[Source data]
───
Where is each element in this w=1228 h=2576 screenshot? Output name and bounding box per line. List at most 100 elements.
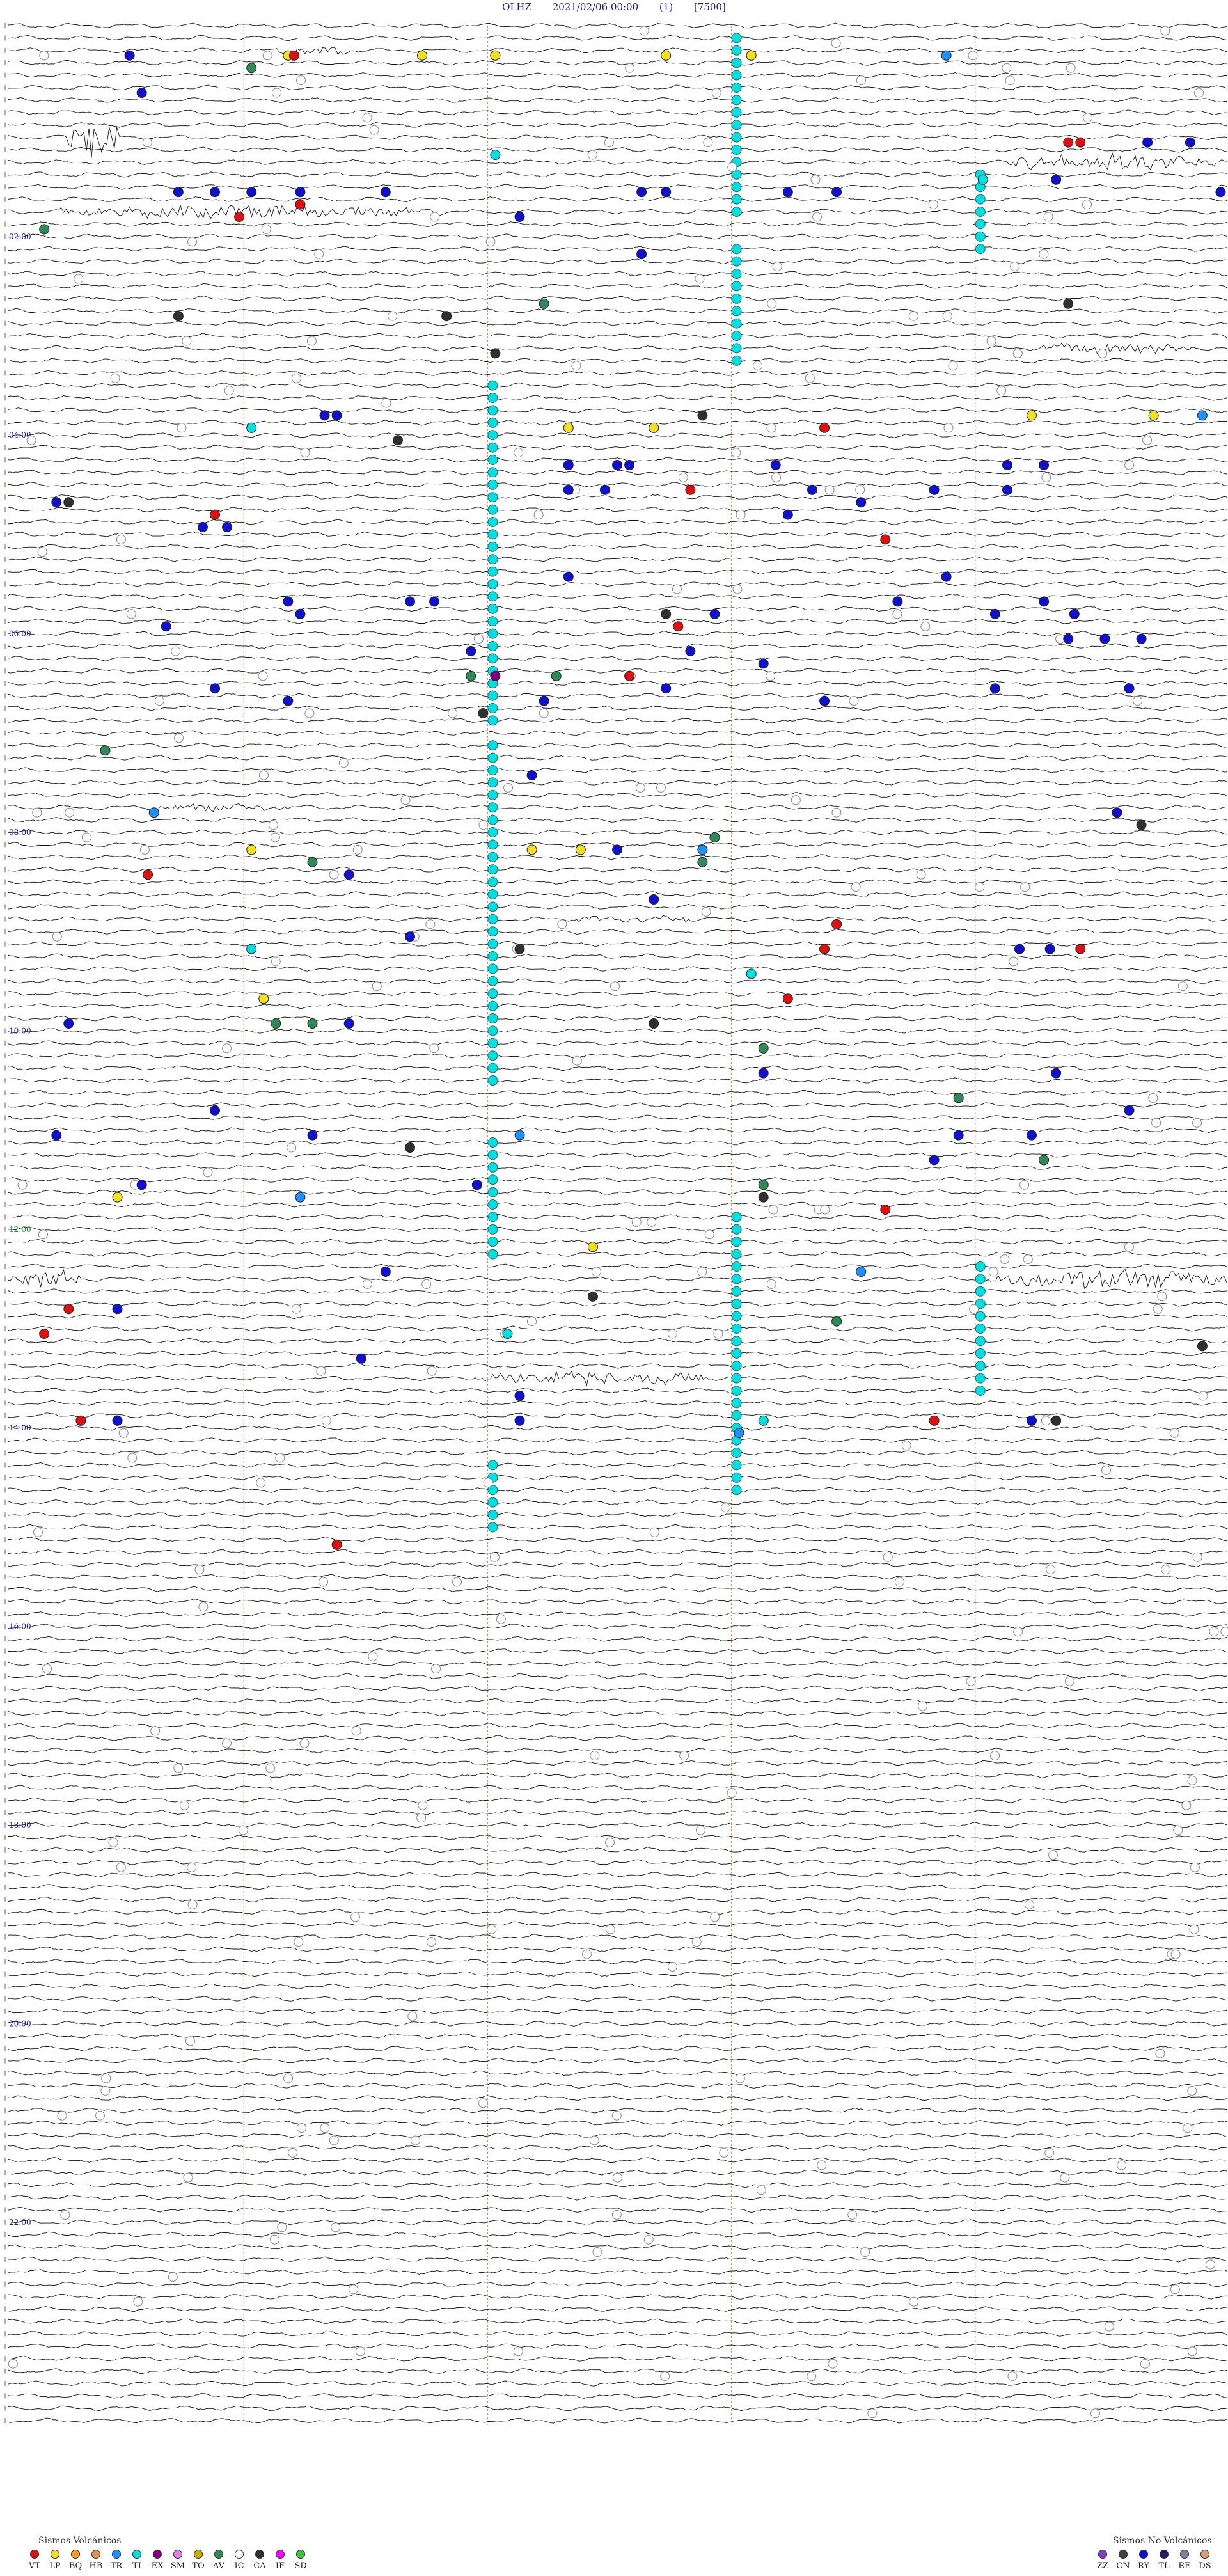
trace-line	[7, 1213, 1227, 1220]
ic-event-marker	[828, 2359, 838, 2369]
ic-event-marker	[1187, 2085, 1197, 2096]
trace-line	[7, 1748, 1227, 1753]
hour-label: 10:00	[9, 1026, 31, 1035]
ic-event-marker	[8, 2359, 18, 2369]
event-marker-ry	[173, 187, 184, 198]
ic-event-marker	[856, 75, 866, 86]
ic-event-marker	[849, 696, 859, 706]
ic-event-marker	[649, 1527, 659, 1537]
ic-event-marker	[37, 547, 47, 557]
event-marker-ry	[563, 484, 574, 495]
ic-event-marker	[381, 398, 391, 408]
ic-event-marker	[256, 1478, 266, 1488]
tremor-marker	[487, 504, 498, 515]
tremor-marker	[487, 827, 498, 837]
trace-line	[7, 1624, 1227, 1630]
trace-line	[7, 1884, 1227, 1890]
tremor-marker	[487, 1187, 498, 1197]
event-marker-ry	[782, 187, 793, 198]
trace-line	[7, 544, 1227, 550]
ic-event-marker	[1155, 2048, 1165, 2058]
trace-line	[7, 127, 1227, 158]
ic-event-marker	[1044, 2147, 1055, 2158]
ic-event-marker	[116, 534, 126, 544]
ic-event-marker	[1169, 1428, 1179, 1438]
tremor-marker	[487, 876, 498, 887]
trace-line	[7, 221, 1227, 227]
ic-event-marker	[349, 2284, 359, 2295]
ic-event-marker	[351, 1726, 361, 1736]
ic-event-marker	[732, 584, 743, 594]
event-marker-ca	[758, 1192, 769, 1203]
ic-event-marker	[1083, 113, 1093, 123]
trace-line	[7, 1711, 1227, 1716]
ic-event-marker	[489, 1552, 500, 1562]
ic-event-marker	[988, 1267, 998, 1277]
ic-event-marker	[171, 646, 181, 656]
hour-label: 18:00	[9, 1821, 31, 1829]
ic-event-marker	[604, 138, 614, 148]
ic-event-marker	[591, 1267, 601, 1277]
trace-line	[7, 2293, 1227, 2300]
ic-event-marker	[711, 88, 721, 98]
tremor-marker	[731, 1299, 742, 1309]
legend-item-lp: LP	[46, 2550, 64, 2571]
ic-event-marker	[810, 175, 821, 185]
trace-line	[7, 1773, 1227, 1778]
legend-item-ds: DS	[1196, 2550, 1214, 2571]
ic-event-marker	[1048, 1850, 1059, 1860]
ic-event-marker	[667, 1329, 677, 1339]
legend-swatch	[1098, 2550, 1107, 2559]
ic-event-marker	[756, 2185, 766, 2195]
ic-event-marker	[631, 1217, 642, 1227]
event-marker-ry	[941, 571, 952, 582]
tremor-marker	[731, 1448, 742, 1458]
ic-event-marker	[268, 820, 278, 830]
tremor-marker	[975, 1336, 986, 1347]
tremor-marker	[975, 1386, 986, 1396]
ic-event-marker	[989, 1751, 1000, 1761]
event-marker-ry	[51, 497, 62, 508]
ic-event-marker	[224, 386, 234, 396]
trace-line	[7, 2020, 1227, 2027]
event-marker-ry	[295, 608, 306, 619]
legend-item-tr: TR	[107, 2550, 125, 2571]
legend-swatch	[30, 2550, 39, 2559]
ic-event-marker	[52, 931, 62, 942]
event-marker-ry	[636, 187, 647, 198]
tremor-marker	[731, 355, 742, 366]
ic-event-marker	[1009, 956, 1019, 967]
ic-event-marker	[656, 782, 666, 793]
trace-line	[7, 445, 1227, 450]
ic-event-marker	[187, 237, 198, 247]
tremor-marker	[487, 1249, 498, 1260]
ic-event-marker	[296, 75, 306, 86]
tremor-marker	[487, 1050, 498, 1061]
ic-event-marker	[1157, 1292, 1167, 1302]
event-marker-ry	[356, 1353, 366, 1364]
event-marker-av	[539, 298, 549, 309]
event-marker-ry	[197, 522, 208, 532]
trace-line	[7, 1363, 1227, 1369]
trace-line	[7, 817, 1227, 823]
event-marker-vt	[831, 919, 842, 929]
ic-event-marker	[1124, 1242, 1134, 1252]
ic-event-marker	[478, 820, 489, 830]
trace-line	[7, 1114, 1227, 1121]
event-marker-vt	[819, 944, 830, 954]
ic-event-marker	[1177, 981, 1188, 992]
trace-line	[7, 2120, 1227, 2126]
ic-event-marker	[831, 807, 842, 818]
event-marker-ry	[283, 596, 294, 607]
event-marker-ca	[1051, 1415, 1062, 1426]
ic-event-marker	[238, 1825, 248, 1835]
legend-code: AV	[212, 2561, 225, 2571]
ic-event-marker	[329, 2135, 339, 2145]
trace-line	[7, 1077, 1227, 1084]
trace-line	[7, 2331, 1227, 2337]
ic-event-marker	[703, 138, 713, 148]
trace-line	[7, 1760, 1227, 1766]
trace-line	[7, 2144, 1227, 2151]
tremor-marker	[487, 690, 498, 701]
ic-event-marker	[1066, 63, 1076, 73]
───
■ What is asked
Please reproduce every line of the items above without any changes, and leave out the pictures.

■ Task answer
Where is each element in this w=1228 h=2576 screenshot? Output name and bounding box per line. List at most 100 elements.
trace-line	[7, 1213, 1227, 1220]
ic-event-marker	[828, 2359, 838, 2369]
ic-event-marker	[1187, 2085, 1197, 2096]
trace-line	[7, 1748, 1227, 1753]
hour-label: 10:00	[9, 1026, 31, 1035]
ic-event-marker	[8, 2359, 18, 2369]
event-marker-ry	[173, 187, 184, 198]
ic-event-marker	[856, 75, 866, 86]
ic-event-marker	[849, 696, 859, 706]
ic-event-marker	[649, 1527, 659, 1537]
ic-event-marker	[37, 547, 47, 557]
event-marker-ry	[563, 484, 574, 495]
ic-event-marker	[381, 398, 391, 408]
ic-event-marker	[256, 1478, 266, 1488]
tremor-marker	[487, 504, 498, 515]
tremor-marker	[487, 827, 498, 837]
trace-line	[7, 1624, 1227, 1630]
trace-line	[7, 1884, 1227, 1890]
tremor-marker	[487, 1187, 498, 1197]
event-marker-ry	[782, 187, 793, 198]
trace-line	[7, 544, 1227, 550]
ic-event-marker	[1155, 2048, 1165, 2058]
trace-line	[7, 127, 1227, 158]
ic-event-marker	[1044, 2147, 1055, 2158]
ic-event-marker	[116, 534, 126, 544]
ic-event-marker	[1169, 1428, 1179, 1438]
tremor-marker	[487, 876, 498, 887]
trace-line	[7, 221, 1227, 227]
ic-event-marker	[349, 2284, 359, 2295]
ic-event-marker	[351, 1726, 361, 1736]
ic-event-marker	[732, 584, 743, 594]
event-marker-ca	[758, 1192, 769, 1203]
ic-event-marker	[1083, 113, 1093, 123]
trace-line	[7, 1711, 1227, 1716]
ic-event-marker	[489, 1552, 500, 1562]
ic-event-marker	[988, 1267, 998, 1277]
ic-event-marker	[171, 646, 181, 656]
hour-label: 18:00	[9, 1821, 31, 1829]
ic-event-marker	[604, 138, 614, 148]
ic-event-marker	[591, 1267, 601, 1277]
trace-line	[7, 2293, 1227, 2300]
ic-event-marker	[711, 88, 721, 98]
tremor-marker	[731, 1299, 742, 1309]
legend-item-lp: LP	[46, 2550, 64, 2571]
ic-event-marker	[810, 175, 821, 185]
trace-line	[7, 1773, 1227, 1778]
legend-item-ds: DS	[1196, 2550, 1214, 2571]
ic-event-marker	[1048, 1850, 1059, 1860]
ic-event-marker	[667, 1329, 677, 1339]
legend-swatch	[1098, 2550, 1107, 2559]
ic-event-marker	[756, 2185, 766, 2195]
ic-event-marker	[631, 1217, 642, 1227]
event-marker-ry	[941, 571, 952, 582]
tremor-marker	[731, 1448, 742, 1458]
ic-event-marker	[268, 820, 278, 830]
tremor-marker	[975, 1336, 986, 1347]
tremor-marker	[975, 1386, 986, 1396]
ic-event-marker	[989, 1751, 1000, 1761]
event-marker-ry	[51, 497, 62, 508]
ic-event-marker	[224, 386, 234, 396]
trace-line	[7, 2020, 1227, 2027]
event-marker-ry	[295, 608, 306, 619]
legend-item-tr: TR	[107, 2550, 125, 2571]
legend-swatch	[30, 2550, 39, 2559]
ic-event-marker	[52, 931, 62, 942]
event-marker-ry	[636, 187, 647, 198]
tremor-marker	[731, 355, 742, 366]
ic-event-marker	[1009, 956, 1019, 967]
ic-event-marker	[656, 782, 666, 793]
trace-line	[7, 445, 1227, 450]
ic-event-marker	[187, 237, 198, 247]
tremor-marker	[487, 1249, 498, 1260]
ic-event-marker	[296, 75, 306, 86]
tremor-marker	[487, 1050, 498, 1061]
ic-event-marker	[1157, 1292, 1167, 1302]
event-marker-ry	[356, 1353, 366, 1364]
event-marker-av	[539, 298, 549, 309]
event-marker-ry	[197, 522, 208, 532]
trace-line	[7, 1363, 1227, 1369]
trace-line	[7, 817, 1227, 823]
event-marker-vt	[831, 919, 842, 929]
ic-event-marker	[1124, 1242, 1134, 1252]
ic-event-marker	[478, 820, 489, 830]
trace-line	[7, 1114, 1227, 1121]
event-marker-vt	[819, 944, 830, 954]
ic-event-marker	[1177, 981, 1188, 992]
trace-line	[7, 2120, 1227, 2126]
ic-event-marker	[831, 807, 842, 818]
event-marker-ry	[283, 596, 294, 607]
event-marker-ca	[1051, 1415, 1062, 1426]
ic-event-marker	[238, 1825, 248, 1835]
legend-code: AV	[212, 2561, 225, 2571]
ic-event-marker	[329, 2135, 339, 2145]
trace-line	[7, 1077, 1227, 1084]
trace-line	[7, 2331, 1227, 2337]
ic-event-marker	[703, 138, 713, 148]
trace-line	[7, 1760, 1227, 1766]
trace-line	[7, 2144, 1227, 2151]
tremor-marker	[487, 690, 498, 701]
ic-event-marker	[1066, 63, 1076, 73]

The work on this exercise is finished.